START
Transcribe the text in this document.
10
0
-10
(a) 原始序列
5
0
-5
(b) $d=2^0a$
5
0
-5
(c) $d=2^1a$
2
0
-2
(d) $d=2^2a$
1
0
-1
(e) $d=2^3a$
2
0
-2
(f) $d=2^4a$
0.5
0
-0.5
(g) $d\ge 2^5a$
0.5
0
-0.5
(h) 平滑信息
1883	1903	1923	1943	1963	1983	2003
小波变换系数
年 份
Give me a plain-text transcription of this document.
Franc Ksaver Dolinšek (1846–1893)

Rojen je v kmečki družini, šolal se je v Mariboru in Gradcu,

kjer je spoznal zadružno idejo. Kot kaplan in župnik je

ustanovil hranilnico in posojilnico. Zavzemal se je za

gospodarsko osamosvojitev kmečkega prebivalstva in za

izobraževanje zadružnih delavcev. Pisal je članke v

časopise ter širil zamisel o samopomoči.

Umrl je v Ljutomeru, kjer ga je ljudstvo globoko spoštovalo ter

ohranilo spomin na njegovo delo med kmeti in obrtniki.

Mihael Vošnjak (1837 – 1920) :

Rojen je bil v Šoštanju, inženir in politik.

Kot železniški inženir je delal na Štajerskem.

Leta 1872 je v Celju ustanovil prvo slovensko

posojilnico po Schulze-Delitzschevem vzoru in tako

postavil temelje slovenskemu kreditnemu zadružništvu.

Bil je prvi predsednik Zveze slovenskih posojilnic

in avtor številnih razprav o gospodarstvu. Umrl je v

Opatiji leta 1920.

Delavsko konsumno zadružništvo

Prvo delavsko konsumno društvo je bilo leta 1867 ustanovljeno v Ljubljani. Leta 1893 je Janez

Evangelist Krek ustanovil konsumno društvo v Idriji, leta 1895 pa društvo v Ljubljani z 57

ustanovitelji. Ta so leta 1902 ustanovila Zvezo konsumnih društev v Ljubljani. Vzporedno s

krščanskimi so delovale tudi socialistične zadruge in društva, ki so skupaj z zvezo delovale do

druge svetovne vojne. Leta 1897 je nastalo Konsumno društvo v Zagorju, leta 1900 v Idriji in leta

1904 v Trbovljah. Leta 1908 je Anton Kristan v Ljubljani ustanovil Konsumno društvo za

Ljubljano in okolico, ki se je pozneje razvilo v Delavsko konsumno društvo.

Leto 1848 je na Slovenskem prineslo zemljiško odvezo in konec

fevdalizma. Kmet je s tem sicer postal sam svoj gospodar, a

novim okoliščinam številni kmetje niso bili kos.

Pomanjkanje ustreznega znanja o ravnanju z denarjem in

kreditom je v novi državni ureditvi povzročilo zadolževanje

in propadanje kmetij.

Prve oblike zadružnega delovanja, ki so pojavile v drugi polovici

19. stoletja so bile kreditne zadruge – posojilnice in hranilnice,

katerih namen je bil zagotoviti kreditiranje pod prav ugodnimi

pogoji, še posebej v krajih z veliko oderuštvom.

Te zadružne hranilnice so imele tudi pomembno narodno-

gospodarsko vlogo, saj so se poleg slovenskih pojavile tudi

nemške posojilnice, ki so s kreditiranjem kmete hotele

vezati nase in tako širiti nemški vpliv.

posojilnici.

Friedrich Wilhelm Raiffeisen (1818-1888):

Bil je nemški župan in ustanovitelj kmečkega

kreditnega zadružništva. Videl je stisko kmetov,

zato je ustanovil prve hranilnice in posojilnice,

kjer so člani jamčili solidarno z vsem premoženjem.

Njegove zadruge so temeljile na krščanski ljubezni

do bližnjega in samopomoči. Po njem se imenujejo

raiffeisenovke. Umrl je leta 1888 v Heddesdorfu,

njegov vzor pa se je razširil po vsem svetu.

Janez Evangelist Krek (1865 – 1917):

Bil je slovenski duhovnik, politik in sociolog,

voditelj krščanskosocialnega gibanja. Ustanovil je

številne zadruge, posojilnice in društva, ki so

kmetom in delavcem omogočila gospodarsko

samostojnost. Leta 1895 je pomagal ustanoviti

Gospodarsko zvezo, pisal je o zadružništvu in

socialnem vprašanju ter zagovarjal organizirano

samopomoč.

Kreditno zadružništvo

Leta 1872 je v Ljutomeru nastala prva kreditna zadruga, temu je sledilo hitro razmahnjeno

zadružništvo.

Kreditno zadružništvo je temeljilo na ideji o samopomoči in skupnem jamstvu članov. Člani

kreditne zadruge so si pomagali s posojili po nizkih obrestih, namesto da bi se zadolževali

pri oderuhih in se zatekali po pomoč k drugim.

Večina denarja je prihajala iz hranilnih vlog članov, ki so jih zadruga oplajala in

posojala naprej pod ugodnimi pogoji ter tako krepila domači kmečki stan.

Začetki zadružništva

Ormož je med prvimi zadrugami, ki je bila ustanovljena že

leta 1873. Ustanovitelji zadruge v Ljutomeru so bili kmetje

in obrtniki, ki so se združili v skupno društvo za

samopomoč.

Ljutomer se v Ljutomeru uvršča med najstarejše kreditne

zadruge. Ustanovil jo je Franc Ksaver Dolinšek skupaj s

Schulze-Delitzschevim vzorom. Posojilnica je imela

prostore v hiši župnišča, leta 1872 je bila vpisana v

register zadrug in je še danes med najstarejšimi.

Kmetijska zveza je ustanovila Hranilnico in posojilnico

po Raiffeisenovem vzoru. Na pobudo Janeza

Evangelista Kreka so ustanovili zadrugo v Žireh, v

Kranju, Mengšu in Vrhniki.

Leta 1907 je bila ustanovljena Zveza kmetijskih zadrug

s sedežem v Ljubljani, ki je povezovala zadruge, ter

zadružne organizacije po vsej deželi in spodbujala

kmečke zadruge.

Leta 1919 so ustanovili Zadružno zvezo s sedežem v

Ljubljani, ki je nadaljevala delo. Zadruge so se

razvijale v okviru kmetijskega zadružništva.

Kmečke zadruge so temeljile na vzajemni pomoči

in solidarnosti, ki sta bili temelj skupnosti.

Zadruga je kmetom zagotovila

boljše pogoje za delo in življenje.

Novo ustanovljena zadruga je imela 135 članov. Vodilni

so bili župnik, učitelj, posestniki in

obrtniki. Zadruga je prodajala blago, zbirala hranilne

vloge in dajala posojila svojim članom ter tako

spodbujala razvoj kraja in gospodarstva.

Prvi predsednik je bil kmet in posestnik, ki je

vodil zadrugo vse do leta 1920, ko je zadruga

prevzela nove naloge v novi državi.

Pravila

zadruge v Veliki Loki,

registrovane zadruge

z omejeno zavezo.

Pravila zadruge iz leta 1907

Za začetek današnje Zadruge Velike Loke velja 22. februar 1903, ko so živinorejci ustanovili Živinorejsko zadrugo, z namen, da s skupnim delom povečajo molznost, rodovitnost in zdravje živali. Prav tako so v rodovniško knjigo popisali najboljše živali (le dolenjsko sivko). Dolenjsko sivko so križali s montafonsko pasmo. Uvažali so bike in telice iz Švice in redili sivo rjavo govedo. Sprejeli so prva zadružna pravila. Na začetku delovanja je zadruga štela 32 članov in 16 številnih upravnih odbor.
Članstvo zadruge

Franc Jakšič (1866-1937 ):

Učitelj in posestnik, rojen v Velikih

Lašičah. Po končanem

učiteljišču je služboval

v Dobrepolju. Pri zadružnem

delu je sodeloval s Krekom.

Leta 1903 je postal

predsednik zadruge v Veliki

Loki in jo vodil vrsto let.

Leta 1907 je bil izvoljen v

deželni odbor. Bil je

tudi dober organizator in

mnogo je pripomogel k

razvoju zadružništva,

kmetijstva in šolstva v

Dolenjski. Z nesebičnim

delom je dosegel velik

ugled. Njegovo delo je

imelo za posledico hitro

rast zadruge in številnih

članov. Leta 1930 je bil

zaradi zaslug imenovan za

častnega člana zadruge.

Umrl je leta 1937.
END
# [What this task involves]
Return all of the entries word for word.

# [Task answer]
Transcribe the text in this document.
10
0
-10
(a) 原始序列
5
0
-5
(b) $d=2^0a$
5
0
-5
(c) $d=2^1a$
2
0
-2
(d) $d=2^2a$
1
0
-1
(e) $d=2^3a$
2
0
-2
(f) $d=2^4a$
0.5
0
-0.5
(g) $d\ge 2^5a$
0.5
0
-0.5
(h) 平滑信息
1883	1903	1923	1943	1963	1983	2003
小波变换系数
年 份
Give me a plain-text transcription of this document.
Franc Ksaver Dolinšek (1846–1893)

Rojen je v kmečki družini, šolal se je v Mariboru in Gradcu,

kjer je spoznal zadružno idejo. Kot kaplan in župnik je

ustanovil hranilnico in posojilnico. Zavzemal se je za

gospodarsko osamosvojitev kmečkega prebivalstva in za

izobraževanje zadružnih delavcev. Pisal je članke v

časopise ter širil zamisel o samopomoči.

Umrl je v Ljutomeru, kjer ga je ljudstvo globoko spoštovalo ter

ohranilo spomin na njegovo delo med kmeti in obrtniki.

Mihael Vošnjak (1837 – 1920) :

Rojen je bil v Šoštanju, inženir in politik.

Kot železniški inženir je delal na Štajerskem.

Leta 1872 je v Celju ustanovil prvo slovensko

posojilnico po Schulze-Delitzschevem vzoru in tako

postavil temelje slovenskemu kreditnemu zadružništvu.

Bil je prvi predsednik Zveze slovenskih posojilnic

in avtor številnih razprav o gospodarstvu. Umrl je v

Opatiji leta 1920.

Delavsko konsumno zadružništvo

Prvo delavsko konsumno društvo je bilo leta 1867 ustanovljeno v Ljubljani. Leta 1893 je Janez

Evangelist Krek ustanovil konsumno društvo v Idriji, leta 1895 pa društvo v Ljubljani z 57

ustanovitelji. Ta so leta 1902 ustanovila Zvezo konsumnih društev v Ljubljani. Vzporedno s

krščanskimi so delovale tudi socialistične zadruge in društva, ki so skupaj z zvezo delovale do

druge svetovne vojne. Leta 1897 je nastalo Konsumno društvo v Zagorju, leta 1900 v Idriji in leta

1904 v Trbovljah. Leta 1908 je Anton Kristan v Ljubljani ustanovil Konsumno društvo za

Ljubljano in okolico, ki se je pozneje razvilo v Delavsko konsumno društvo.

Leto 1848 je na Slovenskem prineslo zemljiško odvezo in konec

fevdalizma. Kmet je s tem sicer postal sam svoj gospodar, a

novim okoliščinam številni kmetje niso bili kos.

Pomanjkanje ustreznega znanja o ravnanju z denarjem in

kreditom je v novi državni ureditvi povzročilo zadolževanje

in propadanje kmetij.

Prve oblike zadružnega delovanja, ki so pojavile v drugi polovici

19. stoletja so bile kreditne zadruge – posojilnice in hranilnice,

katerih namen je bil zagotoviti kreditiranje pod prav ugodnimi

pogoji, še posebej v krajih z veliko oderuštvom.

Te zadružne hranilnice so imele tudi pomembno narodno-

gospodarsko vlogo, saj so se poleg slovenskih pojavile tudi

nemške posojilnice, ki so s kreditiranjem kmete hotele

vezati nase in tako širiti nemški vpliv.

posojilnici.

Friedrich Wilhelm Raiffeisen (1818-1888):

Bil je nemški župan in ustanovitelj kmečkega

kreditnega zadružništva. Videl je stisko kmetov,

zato je ustanovil prve hranilnice in posojilnice,

kjer so člani jamčili solidarno z vsem premoženjem.

Njegove zadruge so temeljile na krščanski ljubezni

do bližnjega in samopomoči. Po njem se imenujejo

raiffeisenovke. Umrl je leta 1888 v Heddesdorfu,

njegov vzor pa se je razširil po vsem svetu.

Janez Evangelist Krek (1865 – 1917):

Bil je slovenski duhovnik, politik in sociolog,

voditelj krščanskosocialnega gibanja. Ustanovil je

številne zadruge, posojilnice in društva, ki so

kmetom in delavcem omogočila gospodarsko

samostojnost. Leta 1895 je pomagal ustanoviti

Gospodarsko zvezo, pisal je o zadružništvu in

socialnem vprašanju ter zagovarjal organizirano

samopomoč.

Kreditno zadružništvo

Leta 1872 je v Ljutomeru nastala prva kreditna zadruga, temu je sledilo hitro razmahnjeno

zadružništvo.

Kreditno zadružništvo je temeljilo na ideji o samopomoči in skupnem jamstvu članov. Člani

kreditne zadruge so si pomagali s posojili po nizkih obrestih, namesto da bi se zadolževali

pri oderuhih in se zatekali po pomoč k drugim.

Večina denarja je prihajala iz hranilnih vlog članov, ki so jih zadruga oplajala in

posojala naprej pod ugodnimi pogoji ter tako krepila domači kmečki stan.

Začetki zadružništva

Ormož je med prvimi zadrugami, ki je bila ustanovljena že

leta 1873. Ustanovitelji zadruge v Ljutomeru so bili kmetje

in obrtniki, ki so se združili v skupno društvo za

samopomoč.

Ljutomer se v Ljutomeru uvršča med najstarejše kreditne

zadruge. Ustanovil jo je Franc Ksaver Dolinšek skupaj s

Schulze-Delitzschevim vzorom. Posojilnica je imela

prostore v hiši župnišča, leta 1872 je bila vpisana v

register zadrug in je še danes med najstarejšimi.

Kmetijska zveza je ustanovila Hranilnico in posojilnico

po Raiffeisenovem vzoru. Na pobudo Janeza

Evangelista Kreka so ustanovili zadrugo v Žireh, v

Kranju, Mengšu in Vrhniki.

Leta 1907 je bila ustanovljena Zveza kmetijskih zadrug

s sedežem v Ljubljani, ki je povezovala zadruge, ter

zadružne organizacije po vsej deželi in spodbujala

kmečke zadruge.

Leta 1919 so ustanovili Zadružno zvezo s sedežem v

Ljubljani, ki je nadaljevala delo. Zadruge so se

razvijale v okviru kmetijskega zadružništva.

Kmečke zadruge so temeljile na vzajemni pomoči

in solidarnosti, ki sta bili temelj skupnosti.

Zadruga je kmetom zagotovila

boljše pogoje za delo in življenje.

Novo ustanovljena zadruga je imela 135 članov. Vodilni

so bili župnik, učitelj, posestniki in

obrtniki. Zadruga je prodajala blago, zbirala hranilne

vloge in dajala posojila svojim članom ter tako

spodbujala razvoj kraja in gospodarstva.

Prvi predsednik je bil kmet in posestnik, ki je

vodil zadrugo vse do leta 1920, ko je zadruga

prevzela nove naloge v novi državi.

Pravila

zadruge v Veliki Loki,

registrovane zadruge

z omejeno zavezo.

Pravila zadruge iz leta 1907

Za začetek današnje Zadruge Velike Loke velja 22. februar 1903, ko so živinorejci ustanovili Živinorejsko zadrugo, z namen, da s skupnim delom povečajo molznost, rodovitnost in zdravje živali. Prav tako so v rodovniško knjigo popisali najboljše živali (le dolenjsko sivko). Dolenjsko sivko so križali s montafonsko pasmo. Uvažali so bike in telice iz Švice in redili sivo rjavo govedo. Sprejeli so prva zadružna pravila. Na začetku delovanja je zadruga štela 32 članov in 16 številnih upravnih odbor.
Članstvo zadruge

Franc Jakšič (1866-1937 ):

Učitelj in posestnik, rojen v Velikih

Lašičah. Po končanem

učiteljišču je služboval

v Dobrepolju. Pri zadružnem

delu je sodeloval s Krekom.

Leta 1903 je postal

predsednik zadruge v Veliki

Loki in jo vodil vrsto let.

Leta 1907 je bil izvoljen v

deželni odbor. Bil je

tudi dober organizator in

mnogo je pripomogel k

razvoju zadružništva,

kmetijstva in šolstva v

Dolenjski. Z nesebičnim

delom je dosegel velik

ugled. Njegovo delo je

imelo za posledico hitro

rast zadruge in številnih

članov. Leta 1930 je bil

zaradi zaslug imenovan za

častnega člana zadruge.

Umrl je leta 1937.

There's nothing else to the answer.